Instructions to follow -
Every entry should be repeated exactly. Omit the pictures.

The input -
++++++++++++++++++++

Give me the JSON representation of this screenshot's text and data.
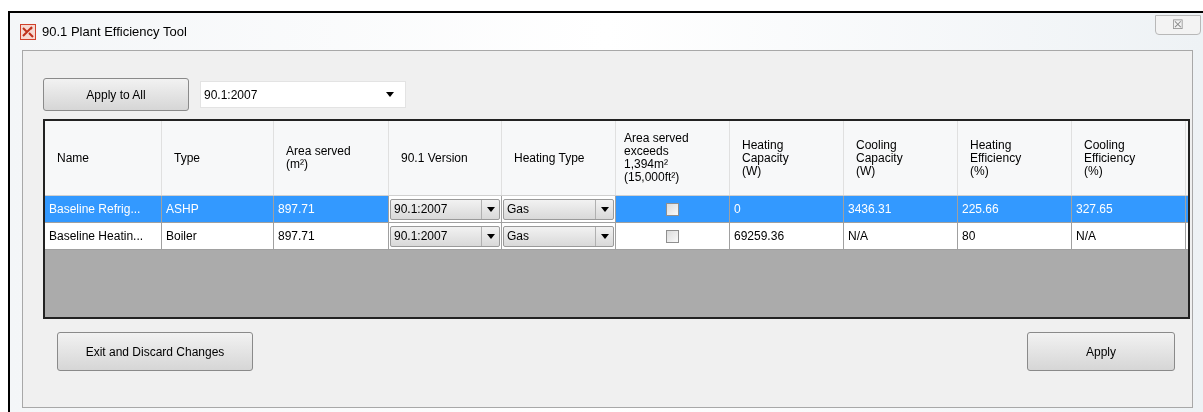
{
  "window": {
    "title": "90.1 Plant Efficiency Tool",
    "close": "☒"
  },
  "toolbar": {
    "apply_all_button": "Apply to All",
    "version_select": "90.1:2007"
  },
  "table": {
    "columns": [
      "Name",
      "Type",
      "Area served\n(m²)",
      "90.1 Version",
      "Heating Type",
      "Area served\nexceeds\n1,394m²\n(15,000ft²)",
      "Heating\nCapacity\n(W)",
      "Cooling\nCapacity\n(W)",
      "Heating\nEfficiency\n(%)",
      "Cooling\nEfficiency\n(%)"
    ],
    "rows": [
      {
        "selected": true,
        "name": "Baseline Refrig...",
        "type": "ASHP",
        "area": "897.71",
        "version": "90.1:2007",
        "heating_type": "Gas",
        "exceeds": false,
        "heating_capacity": "0",
        "cooling_capacity": "3436.31",
        "heating_efficiency": "225.66",
        "cooling_efficiency": "327.65"
      },
      {
        "selected": false,
        "name": "Baseline Heatin...",
        "type": "Boiler",
        "area": "897.71",
        "version": "90.1:2007",
        "heating_type": "Gas",
        "exceeds": false,
        "heating_capacity": "69259.36",
        "cooling_capacity": "N/A",
        "heating_efficiency": "80",
        "cooling_efficiency": "N/A"
      }
    ]
  },
  "buttons": {
    "discard": "Exit and Discard Changes",
    "apply": "Apply"
  }
}
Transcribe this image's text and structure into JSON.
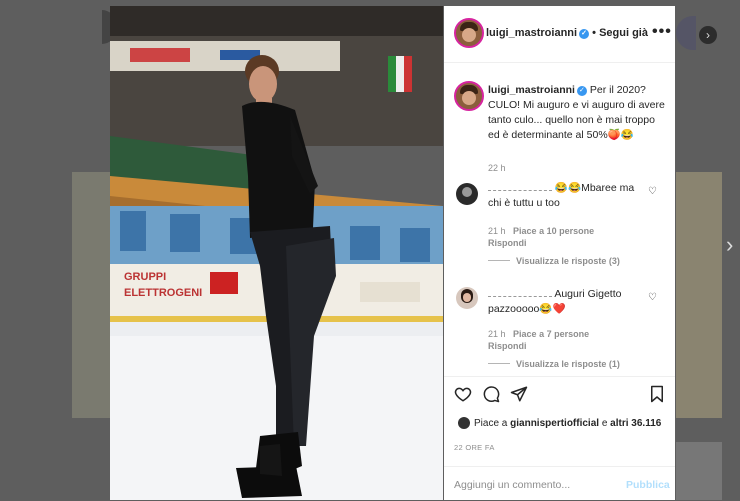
{
  "post": {
    "username": "luigi_mastroianni",
    "follow_label": "Segui già",
    "caption": "Per il 2020? CULO! Mi auguro e vi auguro di avere tanto culo... quello non è mai troppo ed è determinante al 50%🍑😂",
    "caption_time": "22 h"
  },
  "comments": [
    {
      "text": "😂😂Mbaree ma chi è tuttu u too",
      "time": "21 h",
      "likes": "Piace a 10 persone",
      "reply": "Rispondi",
      "view_replies": "Visualizza le risposte (3)"
    },
    {
      "text": "Auguri Gigetto pazzooooo😂❤️",
      "time": "21 h",
      "likes": "Piace a 7 persone",
      "reply": "Rispondi",
      "view_replies": "Visualizza le risposte (1)"
    }
  ],
  "likes": {
    "prefix": "Piace a",
    "user": "giannispertiofficial",
    "middle": "e",
    "others": "altri 36.116"
  },
  "timestamp": "22 ORE FA",
  "add_comment": {
    "placeholder": "Aggiungi un commento...",
    "publish": "Pubblica"
  },
  "icons": {
    "like": "heart-icon",
    "comment": "comment-icon",
    "share": "paper-plane-icon",
    "save": "bookmark-icon",
    "more": "more-options-icon",
    "verified": "verified-badge-icon"
  },
  "colors": {
    "accent": "#3897f0",
    "publish_disabled": "#b2dffc",
    "meta_gray": "#8e8e8e",
    "text": "#262626"
  }
}
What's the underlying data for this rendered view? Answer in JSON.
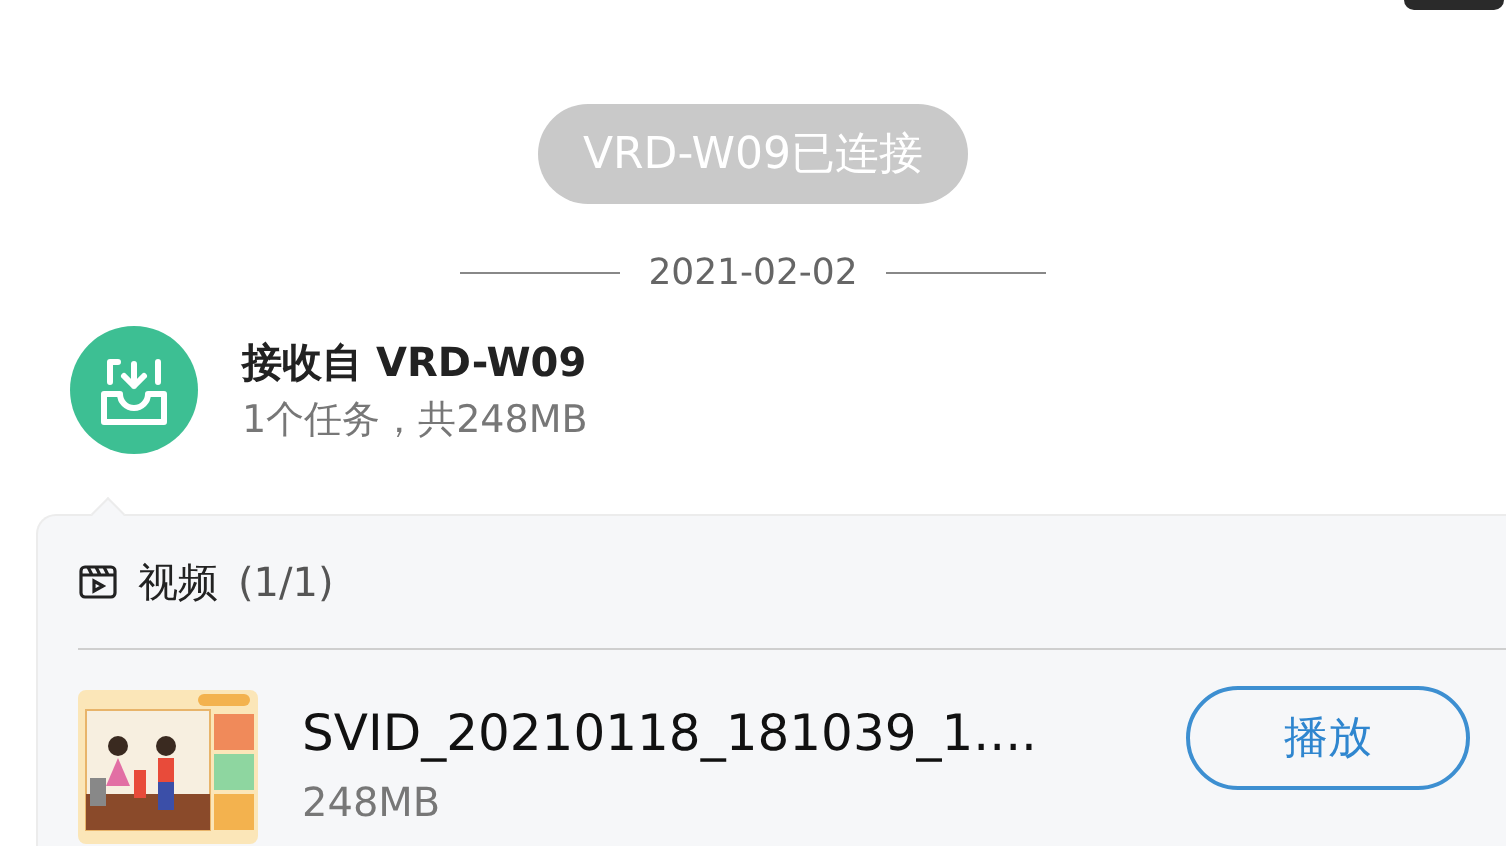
{
  "status_toast": "VRD-W09已连接",
  "date_separator": "2021-02-02",
  "transfer": {
    "title": "接收自 VRD-W09",
    "summary": "1个任务，共248MB",
    "section": {
      "label": "视频",
      "count": "(1/1)"
    },
    "files": [
      {
        "name": "SVID_20210118_181039_1....",
        "size": "248MB",
        "action": "播放"
      }
    ]
  }
}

++++++++++++++++++++

Answer to the task -
Give me the JSON representation of this screenshot's text and data.
{
  "window": {
    "title": "90.1 Plant Efficiency Tool",
    "close": "☒"
  },
  "toolbar": {
    "apply_all_button": "Apply to All",
    "version_select": "90.1:2007"
  },
  "table": {
    "columns": [
      "Name",
      "Type",
      "Area served\n(m²)",
      "90.1 Version",
      "Heating Type",
      "Area served\nexceeds\n1,394m²\n(15,000ft²)",
      "Heating\nCapacity\n(W)",
      "Cooling\nCapacity\n(W)",
      "Heating\nEfficiency\n(%)",
      "Cooling\nEfficiency\n(%)"
    ],
    "rows": [
      {
        "selected": true,
        "name": "Baseline Refrig...",
        "type": "ASHP",
        "area": "897.71",
        "version": "90.1:2007",
        "heating_type": "Gas",
        "exceeds": false,
        "heating_capacity": "0",
        "cooling_capacity": "3436.31",
        "heating_efficiency": "225.66",
        "cooling_efficiency": "327.65"
      },
      {
        "selected": false,
        "name": "Baseline Heatin...",
        "type": "Boiler",
        "area": "897.71",
        "version": "90.1:2007",
        "heating_type": "Gas",
        "exceeds": false,
        "heating_capacity": "69259.36",
        "cooling_capacity": "N/A",
        "heating_efficiency": "80",
        "cooling_efficiency": "N/A"
      }
    ]
  },
  "buttons": {
    "discard": "Exit and Discard Changes",
    "apply": "Apply"
  }
}
Transcribe this image's text and structure into JSON.
{
  "post": {
    "username": "luigi_mastroianni",
    "follow_label": "Segui già",
    "caption": "Per il 2020? CULO! Mi auguro e vi auguro di avere tanto culo... quello non è mai troppo ed è determinante al 50%🍑😂",
    "caption_time": "22 h"
  },
  "comments": [
    {
      "text": "😂😂Mbaree ma chi è tuttu u too",
      "time": "21 h",
      "likes": "Piace a 10 persone",
      "reply": "Rispondi",
      "view_replies": "Visualizza le risposte (3)"
    },
    {
      "text": "Auguri Gigetto pazzooooo😂❤️",
      "time": "21 h",
      "likes": "Piace a 7 persone",
      "reply": "Rispondi",
      "view_replies": "Visualizza le risposte (1)"
    }
  ],
  "likes": {
    "prefix": "Piace a",
    "user": "giannispertiofficial",
    "middle": "e",
    "others": "altri 36.116"
  },
  "timestamp": "22 ORE FA",
  "add_comment": {
    "placeholder": "Aggiungi un commento...",
    "publish": "Pubblica"
  },
  "icons": {
    "like": "heart-icon",
    "comment": "comment-icon",
    "share": "paper-plane-icon",
    "save": "bookmark-icon",
    "more": "more-options-icon",
    "verified": "verified-badge-icon"
  },
  "colors": {
    "accent": "#3897f0",
    "publish_disabled": "#b2dffc",
    "meta_gray": "#8e8e8e",
    "text": "#262626"
  }
}
What's the underlying data for this rendered view? Answer in JSON.
{
  "status_toast": "VRD-W09已连接",
  "date_separator": "2021-02-02",
  "transfer": {
    "title": "接收自 VRD-W09",
    "summary": "1个任务，共248MB",
    "section": {
      "label": "视频",
      "count": "(1/1)"
    },
    "files": [
      {
        "name": "SVID_20210118_181039_1....",
        "size": "248MB",
        "action": "播放"
      }
    ]
  }
}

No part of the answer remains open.